The request: Determine how many lines hold "fsync" and give only that number.

Supplied data:

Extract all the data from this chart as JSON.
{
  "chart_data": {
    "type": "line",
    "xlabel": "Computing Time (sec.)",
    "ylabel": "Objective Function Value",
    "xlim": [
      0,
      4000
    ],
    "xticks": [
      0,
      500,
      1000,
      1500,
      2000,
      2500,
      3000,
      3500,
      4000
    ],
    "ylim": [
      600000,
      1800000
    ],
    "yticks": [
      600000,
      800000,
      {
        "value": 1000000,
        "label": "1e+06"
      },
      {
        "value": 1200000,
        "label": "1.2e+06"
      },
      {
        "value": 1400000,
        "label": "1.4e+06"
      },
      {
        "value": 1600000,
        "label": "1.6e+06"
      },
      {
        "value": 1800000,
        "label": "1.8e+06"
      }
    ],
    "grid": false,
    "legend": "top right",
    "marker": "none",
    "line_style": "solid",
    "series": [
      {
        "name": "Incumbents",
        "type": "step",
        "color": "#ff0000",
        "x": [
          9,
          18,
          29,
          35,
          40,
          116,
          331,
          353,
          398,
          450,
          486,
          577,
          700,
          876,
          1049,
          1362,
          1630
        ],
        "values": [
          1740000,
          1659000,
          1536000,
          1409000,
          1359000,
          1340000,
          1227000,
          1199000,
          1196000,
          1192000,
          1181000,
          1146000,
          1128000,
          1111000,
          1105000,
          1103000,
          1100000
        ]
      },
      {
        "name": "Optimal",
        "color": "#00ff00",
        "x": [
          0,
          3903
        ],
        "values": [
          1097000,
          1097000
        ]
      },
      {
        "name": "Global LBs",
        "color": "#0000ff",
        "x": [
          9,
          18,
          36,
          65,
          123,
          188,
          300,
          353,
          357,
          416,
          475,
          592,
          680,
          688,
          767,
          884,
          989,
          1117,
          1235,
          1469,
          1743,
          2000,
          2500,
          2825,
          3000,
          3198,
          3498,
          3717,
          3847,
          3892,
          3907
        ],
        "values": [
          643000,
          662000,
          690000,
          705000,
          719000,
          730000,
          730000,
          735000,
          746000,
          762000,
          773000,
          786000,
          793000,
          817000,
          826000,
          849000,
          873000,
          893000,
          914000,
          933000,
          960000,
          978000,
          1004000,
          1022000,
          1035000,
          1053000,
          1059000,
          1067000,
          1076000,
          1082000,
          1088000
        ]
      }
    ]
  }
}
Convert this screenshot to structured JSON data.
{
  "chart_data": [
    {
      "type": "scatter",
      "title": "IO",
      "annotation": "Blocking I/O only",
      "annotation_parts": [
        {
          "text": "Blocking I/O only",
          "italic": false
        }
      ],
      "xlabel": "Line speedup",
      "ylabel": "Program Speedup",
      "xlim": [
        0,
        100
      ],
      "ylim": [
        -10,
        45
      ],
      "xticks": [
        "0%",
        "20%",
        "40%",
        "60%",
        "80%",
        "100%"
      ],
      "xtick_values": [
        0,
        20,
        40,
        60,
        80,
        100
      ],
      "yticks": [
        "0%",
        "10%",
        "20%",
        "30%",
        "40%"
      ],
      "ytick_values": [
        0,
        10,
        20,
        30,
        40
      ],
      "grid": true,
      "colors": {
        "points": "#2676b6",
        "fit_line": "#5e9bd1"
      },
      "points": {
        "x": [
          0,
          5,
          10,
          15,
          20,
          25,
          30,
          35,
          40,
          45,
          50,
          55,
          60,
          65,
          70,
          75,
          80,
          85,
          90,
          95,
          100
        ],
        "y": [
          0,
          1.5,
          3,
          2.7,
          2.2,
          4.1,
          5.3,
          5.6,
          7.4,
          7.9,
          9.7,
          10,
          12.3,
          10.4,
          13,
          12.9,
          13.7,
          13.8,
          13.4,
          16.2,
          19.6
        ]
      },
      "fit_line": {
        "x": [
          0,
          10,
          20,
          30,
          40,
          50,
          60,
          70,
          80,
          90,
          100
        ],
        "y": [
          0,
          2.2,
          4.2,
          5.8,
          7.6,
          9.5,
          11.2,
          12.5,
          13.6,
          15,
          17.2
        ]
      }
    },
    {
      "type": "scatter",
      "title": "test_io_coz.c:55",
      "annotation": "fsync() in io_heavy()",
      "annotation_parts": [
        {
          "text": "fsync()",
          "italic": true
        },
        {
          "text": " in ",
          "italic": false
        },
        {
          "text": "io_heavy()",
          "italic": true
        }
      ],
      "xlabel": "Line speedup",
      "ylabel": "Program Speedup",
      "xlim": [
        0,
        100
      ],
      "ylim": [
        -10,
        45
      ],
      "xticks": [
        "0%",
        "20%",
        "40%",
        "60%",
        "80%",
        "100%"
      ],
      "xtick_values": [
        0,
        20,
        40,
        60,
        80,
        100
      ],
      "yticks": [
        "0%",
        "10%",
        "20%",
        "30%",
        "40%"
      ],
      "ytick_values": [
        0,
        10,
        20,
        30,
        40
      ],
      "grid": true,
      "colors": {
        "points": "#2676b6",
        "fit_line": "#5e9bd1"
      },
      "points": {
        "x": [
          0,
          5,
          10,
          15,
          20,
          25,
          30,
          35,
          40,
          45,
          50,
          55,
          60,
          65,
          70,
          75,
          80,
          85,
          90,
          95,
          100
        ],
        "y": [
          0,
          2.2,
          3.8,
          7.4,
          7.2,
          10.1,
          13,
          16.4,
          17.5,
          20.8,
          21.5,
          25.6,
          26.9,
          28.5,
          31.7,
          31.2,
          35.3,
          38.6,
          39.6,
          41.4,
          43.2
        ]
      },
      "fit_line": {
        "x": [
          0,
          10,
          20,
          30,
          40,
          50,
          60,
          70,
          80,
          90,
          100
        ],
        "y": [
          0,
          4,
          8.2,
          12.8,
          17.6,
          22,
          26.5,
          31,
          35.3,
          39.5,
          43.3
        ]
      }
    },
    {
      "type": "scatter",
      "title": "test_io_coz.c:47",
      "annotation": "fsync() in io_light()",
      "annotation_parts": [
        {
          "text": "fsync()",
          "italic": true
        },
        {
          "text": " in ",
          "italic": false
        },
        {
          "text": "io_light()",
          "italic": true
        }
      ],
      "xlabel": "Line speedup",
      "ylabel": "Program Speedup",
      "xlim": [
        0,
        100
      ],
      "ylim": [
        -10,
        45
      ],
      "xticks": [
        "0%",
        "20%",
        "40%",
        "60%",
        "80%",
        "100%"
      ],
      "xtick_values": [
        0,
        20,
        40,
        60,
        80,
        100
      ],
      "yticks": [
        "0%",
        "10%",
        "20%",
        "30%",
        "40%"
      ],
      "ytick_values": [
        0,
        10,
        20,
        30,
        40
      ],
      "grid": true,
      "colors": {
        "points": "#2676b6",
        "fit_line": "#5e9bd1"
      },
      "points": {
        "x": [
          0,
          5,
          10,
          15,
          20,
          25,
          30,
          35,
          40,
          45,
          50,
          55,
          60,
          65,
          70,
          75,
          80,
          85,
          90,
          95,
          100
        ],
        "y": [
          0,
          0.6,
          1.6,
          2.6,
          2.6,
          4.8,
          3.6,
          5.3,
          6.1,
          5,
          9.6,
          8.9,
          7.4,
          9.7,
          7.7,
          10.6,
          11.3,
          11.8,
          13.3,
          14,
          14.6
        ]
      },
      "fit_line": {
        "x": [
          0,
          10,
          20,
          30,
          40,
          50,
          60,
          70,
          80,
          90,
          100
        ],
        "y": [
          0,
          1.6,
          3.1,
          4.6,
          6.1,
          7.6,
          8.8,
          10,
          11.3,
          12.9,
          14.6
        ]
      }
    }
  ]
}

Output of the task: 4